Stored data:
————

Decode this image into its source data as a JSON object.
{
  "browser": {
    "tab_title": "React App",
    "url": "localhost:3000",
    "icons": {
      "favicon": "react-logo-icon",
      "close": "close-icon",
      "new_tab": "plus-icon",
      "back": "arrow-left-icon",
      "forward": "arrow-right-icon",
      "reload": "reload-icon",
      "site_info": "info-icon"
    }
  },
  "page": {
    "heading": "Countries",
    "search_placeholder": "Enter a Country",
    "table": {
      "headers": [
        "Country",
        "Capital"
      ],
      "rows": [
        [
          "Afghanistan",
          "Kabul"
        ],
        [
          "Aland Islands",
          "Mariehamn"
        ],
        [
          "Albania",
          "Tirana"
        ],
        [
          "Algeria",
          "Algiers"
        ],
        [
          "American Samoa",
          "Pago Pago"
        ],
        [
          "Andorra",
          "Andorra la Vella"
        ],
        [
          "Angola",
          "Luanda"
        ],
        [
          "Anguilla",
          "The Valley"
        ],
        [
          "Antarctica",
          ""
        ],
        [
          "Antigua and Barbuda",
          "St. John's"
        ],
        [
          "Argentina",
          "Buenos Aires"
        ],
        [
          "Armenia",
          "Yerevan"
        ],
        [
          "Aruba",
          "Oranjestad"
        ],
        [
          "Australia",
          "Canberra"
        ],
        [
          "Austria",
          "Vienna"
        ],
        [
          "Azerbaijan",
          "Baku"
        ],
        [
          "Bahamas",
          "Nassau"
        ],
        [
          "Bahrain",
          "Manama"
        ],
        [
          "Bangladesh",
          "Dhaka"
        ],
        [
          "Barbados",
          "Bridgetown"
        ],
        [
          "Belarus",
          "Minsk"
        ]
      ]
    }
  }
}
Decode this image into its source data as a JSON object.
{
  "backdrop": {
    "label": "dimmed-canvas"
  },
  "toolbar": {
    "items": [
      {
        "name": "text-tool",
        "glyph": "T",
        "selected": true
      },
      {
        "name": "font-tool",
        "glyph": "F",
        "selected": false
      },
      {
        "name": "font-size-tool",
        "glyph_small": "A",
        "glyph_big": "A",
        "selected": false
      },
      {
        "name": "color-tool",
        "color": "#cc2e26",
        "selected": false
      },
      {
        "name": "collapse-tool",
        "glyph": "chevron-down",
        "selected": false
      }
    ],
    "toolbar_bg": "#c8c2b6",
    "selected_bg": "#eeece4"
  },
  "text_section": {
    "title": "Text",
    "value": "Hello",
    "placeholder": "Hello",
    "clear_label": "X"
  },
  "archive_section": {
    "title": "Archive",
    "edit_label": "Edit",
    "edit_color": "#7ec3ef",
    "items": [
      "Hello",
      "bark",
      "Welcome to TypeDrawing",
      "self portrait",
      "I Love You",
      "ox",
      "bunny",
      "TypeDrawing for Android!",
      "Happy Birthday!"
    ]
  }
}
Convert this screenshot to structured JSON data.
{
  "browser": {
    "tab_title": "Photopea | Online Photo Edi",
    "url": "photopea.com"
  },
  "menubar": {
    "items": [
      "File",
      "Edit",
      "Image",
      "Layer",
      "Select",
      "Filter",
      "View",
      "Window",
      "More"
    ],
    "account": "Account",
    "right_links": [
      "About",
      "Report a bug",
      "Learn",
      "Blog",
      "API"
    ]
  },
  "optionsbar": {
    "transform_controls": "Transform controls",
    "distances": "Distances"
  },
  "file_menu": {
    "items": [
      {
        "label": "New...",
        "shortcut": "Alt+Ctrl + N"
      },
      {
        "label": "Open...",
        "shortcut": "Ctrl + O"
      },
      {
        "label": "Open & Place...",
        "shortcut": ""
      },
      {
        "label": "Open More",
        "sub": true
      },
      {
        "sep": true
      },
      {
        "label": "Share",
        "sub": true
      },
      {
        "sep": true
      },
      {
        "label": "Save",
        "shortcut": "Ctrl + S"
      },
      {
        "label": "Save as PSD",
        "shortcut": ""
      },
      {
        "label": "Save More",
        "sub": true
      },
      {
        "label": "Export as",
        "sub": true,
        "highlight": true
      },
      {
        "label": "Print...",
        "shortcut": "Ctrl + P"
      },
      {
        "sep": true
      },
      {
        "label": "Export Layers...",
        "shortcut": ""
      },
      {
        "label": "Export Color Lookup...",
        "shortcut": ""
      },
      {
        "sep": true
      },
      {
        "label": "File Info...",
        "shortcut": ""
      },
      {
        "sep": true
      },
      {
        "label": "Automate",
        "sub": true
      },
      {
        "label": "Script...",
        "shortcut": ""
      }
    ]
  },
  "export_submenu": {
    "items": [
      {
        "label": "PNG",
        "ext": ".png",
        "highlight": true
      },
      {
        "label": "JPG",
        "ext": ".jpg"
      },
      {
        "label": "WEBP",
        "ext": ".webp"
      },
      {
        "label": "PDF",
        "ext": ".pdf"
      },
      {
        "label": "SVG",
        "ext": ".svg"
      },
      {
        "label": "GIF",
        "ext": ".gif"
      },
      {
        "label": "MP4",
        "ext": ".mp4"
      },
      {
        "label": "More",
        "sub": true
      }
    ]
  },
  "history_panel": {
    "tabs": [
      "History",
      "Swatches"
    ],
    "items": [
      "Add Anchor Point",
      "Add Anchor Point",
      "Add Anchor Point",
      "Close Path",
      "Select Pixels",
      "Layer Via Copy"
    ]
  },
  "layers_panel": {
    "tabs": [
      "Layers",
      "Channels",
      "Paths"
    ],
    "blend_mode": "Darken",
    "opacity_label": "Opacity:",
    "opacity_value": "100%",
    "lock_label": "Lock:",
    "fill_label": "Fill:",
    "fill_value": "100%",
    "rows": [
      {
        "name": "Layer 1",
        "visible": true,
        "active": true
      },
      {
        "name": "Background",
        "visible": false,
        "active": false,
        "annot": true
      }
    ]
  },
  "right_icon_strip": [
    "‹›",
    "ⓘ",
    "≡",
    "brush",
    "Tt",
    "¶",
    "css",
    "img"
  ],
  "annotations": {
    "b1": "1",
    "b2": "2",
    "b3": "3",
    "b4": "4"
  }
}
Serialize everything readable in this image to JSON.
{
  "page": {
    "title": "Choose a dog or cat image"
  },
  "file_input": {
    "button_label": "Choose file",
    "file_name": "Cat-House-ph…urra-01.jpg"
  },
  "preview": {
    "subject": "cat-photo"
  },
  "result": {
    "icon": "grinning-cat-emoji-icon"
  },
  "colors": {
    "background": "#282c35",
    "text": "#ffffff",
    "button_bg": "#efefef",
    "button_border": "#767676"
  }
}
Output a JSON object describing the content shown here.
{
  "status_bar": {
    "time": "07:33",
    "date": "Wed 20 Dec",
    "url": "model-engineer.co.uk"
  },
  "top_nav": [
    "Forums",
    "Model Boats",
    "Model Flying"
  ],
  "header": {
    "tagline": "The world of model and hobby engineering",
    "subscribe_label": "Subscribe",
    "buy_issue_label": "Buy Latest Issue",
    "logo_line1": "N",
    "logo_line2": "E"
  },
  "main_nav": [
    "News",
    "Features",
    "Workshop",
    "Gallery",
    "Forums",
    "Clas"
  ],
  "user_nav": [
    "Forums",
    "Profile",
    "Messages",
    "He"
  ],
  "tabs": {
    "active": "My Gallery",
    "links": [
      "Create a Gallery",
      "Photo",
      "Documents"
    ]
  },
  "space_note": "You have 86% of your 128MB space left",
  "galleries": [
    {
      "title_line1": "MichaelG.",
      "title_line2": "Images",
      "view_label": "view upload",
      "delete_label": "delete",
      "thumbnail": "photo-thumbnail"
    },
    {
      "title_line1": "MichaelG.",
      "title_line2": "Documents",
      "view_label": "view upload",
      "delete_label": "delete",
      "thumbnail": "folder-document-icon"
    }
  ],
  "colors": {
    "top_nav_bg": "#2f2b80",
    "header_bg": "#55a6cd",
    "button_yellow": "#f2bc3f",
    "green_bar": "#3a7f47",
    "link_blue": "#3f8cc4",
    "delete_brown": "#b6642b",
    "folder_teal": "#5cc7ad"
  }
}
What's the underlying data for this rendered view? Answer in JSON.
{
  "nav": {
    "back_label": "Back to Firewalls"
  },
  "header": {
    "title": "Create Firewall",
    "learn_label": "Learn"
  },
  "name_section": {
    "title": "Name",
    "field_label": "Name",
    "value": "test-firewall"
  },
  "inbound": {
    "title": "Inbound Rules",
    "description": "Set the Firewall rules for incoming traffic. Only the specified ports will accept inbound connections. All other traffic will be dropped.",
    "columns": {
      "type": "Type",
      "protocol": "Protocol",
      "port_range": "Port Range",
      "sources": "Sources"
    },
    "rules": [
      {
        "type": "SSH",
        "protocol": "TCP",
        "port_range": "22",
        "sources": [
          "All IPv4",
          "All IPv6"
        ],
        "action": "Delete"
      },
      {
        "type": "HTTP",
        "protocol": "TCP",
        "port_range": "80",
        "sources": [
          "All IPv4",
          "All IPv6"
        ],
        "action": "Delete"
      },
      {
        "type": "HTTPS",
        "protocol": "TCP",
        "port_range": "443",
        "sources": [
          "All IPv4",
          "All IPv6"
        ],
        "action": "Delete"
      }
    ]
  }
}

————

EXERCISE: Find the word "Country" in the material, then list each line that holds it.

THE OUTPUT:
    "search_placeholder": "Enter a Country",
        "Country",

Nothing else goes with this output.